> Lines of data:
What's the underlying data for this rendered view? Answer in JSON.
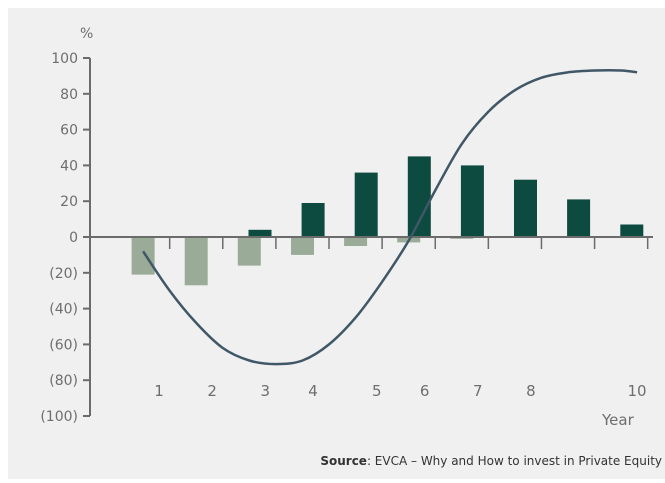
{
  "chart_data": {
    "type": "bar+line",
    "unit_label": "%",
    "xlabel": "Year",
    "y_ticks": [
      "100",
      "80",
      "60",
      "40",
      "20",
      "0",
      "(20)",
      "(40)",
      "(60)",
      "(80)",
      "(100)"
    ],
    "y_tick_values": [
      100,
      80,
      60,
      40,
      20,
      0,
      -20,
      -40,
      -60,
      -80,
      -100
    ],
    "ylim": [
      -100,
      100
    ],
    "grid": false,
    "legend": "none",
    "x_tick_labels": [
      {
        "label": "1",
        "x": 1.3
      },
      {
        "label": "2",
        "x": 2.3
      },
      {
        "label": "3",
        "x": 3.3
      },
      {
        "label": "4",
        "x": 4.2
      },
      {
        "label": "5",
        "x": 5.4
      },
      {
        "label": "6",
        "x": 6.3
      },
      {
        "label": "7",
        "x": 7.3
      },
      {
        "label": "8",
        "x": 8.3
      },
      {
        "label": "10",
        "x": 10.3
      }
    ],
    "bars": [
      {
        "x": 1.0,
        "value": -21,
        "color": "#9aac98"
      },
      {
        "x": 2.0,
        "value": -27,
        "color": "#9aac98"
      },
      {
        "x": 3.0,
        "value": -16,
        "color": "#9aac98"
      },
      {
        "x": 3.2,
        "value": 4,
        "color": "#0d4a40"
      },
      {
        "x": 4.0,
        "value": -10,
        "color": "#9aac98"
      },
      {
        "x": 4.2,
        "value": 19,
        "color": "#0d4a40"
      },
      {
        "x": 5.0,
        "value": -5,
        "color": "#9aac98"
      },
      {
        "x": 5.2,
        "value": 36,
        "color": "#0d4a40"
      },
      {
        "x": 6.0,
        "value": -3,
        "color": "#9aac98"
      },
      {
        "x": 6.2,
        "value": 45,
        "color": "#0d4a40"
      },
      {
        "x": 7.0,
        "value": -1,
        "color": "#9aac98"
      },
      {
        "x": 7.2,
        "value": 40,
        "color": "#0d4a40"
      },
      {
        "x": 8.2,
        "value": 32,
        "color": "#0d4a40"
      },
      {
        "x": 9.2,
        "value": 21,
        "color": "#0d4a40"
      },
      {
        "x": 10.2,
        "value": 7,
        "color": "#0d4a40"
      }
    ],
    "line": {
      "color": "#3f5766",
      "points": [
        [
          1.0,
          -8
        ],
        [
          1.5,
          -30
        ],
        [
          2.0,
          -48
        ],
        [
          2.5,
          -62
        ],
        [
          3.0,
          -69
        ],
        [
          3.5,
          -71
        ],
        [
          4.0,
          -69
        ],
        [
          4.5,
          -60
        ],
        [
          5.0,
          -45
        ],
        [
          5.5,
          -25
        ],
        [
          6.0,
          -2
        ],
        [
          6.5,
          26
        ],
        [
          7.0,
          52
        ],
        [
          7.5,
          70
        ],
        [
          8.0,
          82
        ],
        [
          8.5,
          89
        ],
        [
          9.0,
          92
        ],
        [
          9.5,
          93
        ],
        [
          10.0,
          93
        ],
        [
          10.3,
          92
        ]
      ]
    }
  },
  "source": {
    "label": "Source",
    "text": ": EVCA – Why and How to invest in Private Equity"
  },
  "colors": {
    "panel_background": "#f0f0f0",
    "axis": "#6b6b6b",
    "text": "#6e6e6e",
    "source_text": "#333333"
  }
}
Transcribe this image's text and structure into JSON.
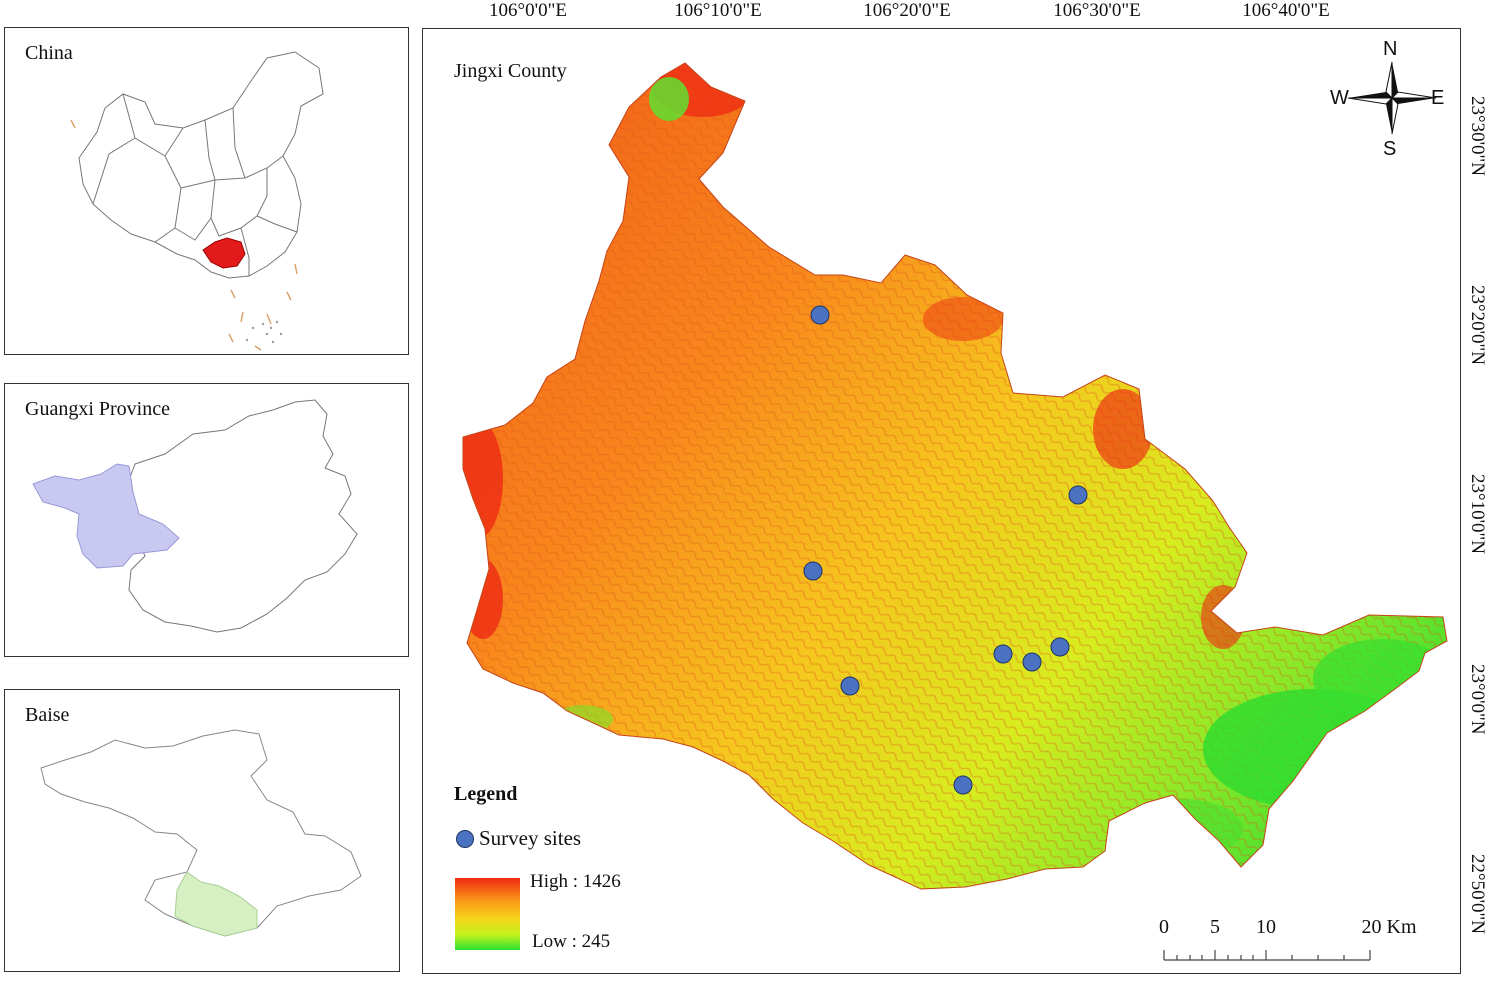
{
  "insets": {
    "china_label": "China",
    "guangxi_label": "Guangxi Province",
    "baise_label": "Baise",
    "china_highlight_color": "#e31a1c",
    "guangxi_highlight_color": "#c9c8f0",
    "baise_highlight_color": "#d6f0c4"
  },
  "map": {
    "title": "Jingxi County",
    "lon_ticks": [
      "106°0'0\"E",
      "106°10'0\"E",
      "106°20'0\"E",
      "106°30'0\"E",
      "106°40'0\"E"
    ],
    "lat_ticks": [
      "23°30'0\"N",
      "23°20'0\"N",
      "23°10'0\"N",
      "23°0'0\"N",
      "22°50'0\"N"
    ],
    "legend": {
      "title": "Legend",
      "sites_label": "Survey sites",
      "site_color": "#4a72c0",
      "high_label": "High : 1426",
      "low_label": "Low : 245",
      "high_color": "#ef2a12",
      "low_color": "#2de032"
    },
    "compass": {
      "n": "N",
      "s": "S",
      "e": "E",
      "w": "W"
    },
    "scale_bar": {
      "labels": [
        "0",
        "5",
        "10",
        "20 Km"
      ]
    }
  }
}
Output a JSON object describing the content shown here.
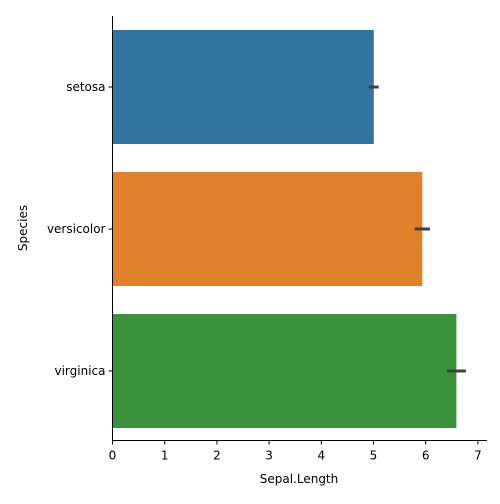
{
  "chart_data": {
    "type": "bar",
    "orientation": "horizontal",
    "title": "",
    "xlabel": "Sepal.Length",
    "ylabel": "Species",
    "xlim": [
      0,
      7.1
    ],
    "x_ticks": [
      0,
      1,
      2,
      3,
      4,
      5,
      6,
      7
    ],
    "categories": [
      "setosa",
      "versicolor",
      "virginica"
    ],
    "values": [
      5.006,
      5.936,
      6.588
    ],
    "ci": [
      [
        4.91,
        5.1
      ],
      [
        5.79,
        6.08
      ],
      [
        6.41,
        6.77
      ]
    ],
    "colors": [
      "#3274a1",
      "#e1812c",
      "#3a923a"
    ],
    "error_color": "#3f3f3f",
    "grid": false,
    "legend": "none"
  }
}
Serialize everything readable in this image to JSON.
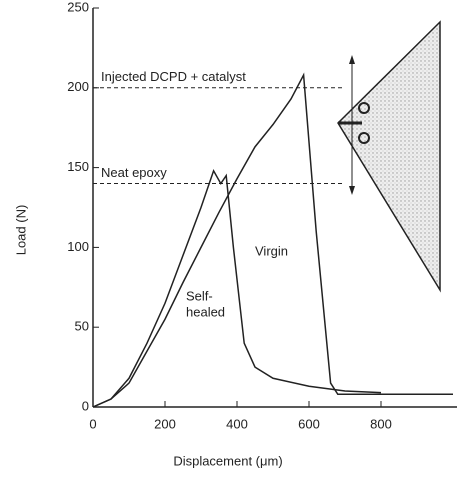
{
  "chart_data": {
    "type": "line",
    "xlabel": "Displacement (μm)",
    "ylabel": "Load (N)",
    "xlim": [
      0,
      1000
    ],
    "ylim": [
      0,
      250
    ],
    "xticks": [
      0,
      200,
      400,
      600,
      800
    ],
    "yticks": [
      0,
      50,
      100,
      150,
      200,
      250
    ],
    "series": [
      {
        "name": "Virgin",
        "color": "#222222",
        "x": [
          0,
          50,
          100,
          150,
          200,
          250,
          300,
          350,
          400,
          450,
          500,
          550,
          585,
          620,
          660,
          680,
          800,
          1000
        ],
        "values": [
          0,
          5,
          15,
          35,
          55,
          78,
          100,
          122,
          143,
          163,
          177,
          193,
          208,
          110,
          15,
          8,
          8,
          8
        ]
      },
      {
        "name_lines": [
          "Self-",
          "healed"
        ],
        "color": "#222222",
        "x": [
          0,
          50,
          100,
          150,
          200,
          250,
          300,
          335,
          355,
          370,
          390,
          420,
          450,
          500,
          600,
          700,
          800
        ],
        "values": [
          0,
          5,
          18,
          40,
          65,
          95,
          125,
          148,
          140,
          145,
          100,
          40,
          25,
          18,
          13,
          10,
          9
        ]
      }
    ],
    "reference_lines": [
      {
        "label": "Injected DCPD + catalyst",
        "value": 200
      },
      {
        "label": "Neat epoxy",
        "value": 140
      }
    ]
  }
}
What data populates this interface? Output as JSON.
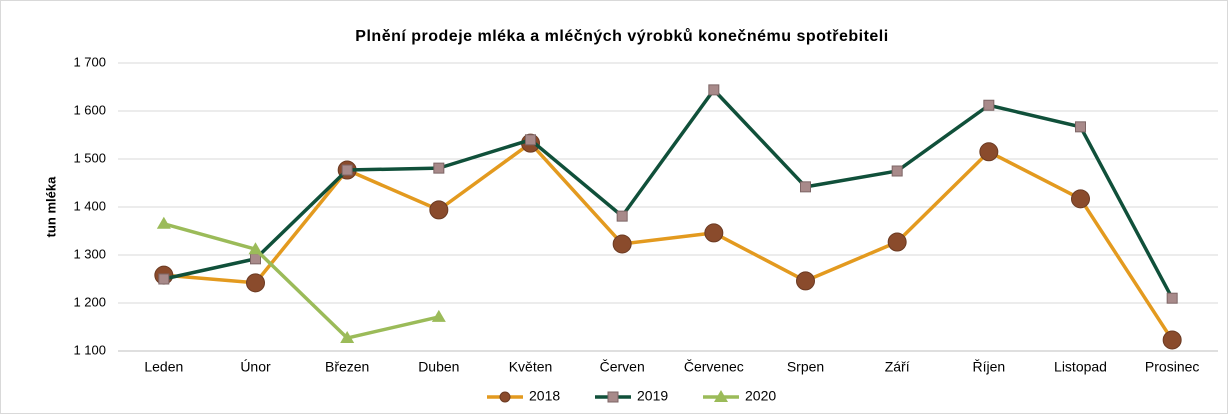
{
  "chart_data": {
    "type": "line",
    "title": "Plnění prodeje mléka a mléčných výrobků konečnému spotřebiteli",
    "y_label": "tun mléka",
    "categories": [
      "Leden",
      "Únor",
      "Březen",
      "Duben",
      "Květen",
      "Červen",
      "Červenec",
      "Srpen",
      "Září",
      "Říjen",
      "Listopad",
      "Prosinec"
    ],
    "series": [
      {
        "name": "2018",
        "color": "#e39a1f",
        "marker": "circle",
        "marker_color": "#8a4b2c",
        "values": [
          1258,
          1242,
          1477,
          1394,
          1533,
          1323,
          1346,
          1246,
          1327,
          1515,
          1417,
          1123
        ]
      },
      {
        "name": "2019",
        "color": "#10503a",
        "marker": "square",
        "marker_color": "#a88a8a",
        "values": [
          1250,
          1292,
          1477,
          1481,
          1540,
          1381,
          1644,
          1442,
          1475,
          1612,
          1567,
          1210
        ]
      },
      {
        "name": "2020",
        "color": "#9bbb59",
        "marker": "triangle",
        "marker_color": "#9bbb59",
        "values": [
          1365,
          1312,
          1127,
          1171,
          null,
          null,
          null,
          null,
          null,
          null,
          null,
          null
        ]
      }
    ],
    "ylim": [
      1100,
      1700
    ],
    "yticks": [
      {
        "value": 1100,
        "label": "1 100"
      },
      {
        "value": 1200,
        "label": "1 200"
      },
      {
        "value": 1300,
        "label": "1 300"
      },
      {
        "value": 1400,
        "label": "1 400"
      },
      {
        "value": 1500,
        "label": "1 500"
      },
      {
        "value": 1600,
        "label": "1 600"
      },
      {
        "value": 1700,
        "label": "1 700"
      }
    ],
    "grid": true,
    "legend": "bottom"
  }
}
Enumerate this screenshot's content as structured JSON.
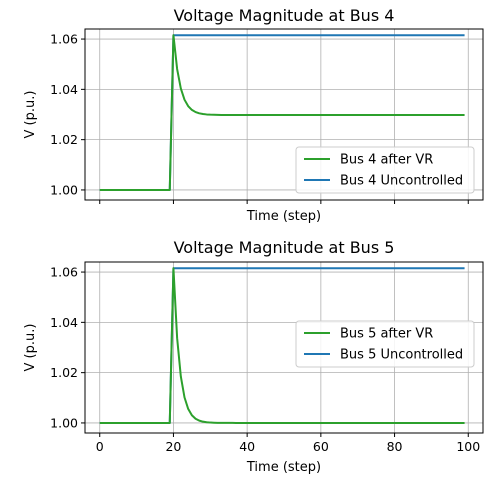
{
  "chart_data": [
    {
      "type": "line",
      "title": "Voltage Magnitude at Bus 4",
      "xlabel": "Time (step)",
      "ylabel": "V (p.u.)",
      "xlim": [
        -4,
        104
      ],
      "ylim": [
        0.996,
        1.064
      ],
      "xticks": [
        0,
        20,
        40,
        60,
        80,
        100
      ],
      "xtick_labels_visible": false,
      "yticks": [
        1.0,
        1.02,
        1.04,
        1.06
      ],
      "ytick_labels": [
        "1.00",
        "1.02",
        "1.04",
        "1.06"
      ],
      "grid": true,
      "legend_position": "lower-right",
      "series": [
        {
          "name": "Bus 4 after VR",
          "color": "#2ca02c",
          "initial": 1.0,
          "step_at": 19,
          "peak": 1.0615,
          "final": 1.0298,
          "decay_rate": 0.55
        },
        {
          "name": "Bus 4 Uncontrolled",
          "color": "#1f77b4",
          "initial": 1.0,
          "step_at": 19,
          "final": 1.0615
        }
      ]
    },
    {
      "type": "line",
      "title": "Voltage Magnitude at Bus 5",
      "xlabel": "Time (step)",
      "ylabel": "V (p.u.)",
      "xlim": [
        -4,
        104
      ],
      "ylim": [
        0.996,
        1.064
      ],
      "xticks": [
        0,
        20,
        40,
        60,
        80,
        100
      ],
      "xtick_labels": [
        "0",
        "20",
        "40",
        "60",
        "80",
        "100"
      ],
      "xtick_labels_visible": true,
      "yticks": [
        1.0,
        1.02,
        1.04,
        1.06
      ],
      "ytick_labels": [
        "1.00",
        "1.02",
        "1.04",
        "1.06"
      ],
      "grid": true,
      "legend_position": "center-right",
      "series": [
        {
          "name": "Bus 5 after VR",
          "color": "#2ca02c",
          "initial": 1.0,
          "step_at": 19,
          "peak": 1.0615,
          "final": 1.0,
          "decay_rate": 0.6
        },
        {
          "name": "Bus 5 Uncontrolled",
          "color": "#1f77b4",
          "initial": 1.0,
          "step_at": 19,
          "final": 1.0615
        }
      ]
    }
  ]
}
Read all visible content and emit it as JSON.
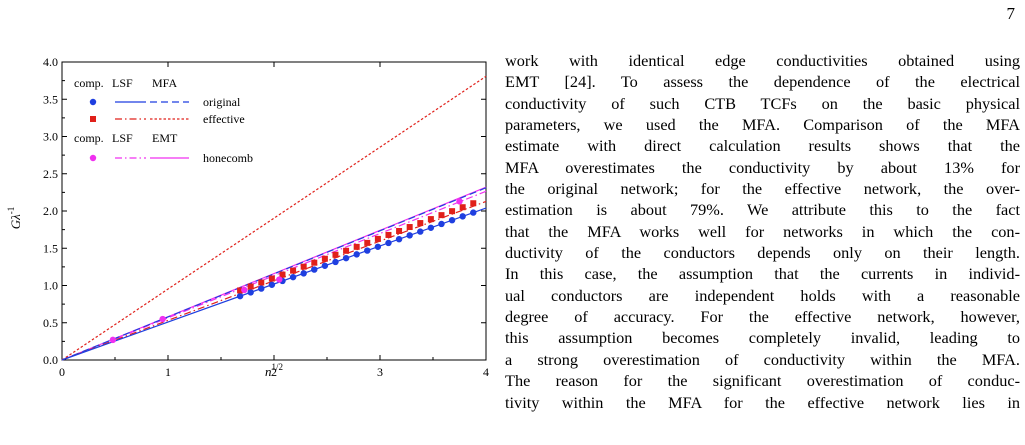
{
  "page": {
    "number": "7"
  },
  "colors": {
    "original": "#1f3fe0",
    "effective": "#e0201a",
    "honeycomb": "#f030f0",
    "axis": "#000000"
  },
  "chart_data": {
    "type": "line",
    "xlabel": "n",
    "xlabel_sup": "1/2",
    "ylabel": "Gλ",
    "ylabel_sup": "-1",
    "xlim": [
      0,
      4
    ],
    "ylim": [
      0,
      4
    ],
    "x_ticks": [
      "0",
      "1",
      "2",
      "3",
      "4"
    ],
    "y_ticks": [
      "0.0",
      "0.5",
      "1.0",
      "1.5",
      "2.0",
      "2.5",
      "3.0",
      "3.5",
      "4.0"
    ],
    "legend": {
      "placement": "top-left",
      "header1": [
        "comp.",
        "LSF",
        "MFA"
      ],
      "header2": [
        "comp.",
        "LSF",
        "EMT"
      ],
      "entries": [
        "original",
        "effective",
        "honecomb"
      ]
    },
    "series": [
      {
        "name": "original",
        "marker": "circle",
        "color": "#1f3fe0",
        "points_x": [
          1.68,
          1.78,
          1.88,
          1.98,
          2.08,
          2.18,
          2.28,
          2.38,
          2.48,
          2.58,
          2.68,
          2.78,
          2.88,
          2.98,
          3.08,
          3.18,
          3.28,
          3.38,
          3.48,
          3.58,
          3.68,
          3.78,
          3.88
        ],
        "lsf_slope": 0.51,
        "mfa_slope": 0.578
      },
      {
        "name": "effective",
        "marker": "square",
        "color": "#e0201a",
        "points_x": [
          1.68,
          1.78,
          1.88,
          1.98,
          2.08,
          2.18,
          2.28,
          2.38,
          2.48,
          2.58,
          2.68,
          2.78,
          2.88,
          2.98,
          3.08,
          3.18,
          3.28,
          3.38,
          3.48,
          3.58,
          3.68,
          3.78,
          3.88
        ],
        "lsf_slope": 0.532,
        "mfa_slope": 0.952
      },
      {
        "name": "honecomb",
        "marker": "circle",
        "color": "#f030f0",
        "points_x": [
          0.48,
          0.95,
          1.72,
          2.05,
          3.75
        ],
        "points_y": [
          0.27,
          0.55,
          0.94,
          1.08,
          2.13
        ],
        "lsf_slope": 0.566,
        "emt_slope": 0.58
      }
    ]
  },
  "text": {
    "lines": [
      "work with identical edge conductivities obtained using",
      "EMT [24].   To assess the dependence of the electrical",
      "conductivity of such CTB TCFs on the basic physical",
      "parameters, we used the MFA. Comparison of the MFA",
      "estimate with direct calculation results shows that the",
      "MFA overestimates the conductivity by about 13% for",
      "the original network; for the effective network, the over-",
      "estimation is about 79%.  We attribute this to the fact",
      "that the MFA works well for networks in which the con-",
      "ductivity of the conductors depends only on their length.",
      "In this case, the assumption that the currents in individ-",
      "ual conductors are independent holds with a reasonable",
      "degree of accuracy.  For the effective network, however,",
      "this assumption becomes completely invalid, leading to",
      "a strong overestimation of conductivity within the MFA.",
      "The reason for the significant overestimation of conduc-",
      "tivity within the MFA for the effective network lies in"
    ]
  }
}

> TASK OBJECTIVE: Go through the data above and find the lines with the word "Voltage". Copy each of those lines.

> CORRECT ANSWER:
      "title": "Voltage Magnitude at Bus 4",
      "title": "Voltage Magnitude at Bus 5",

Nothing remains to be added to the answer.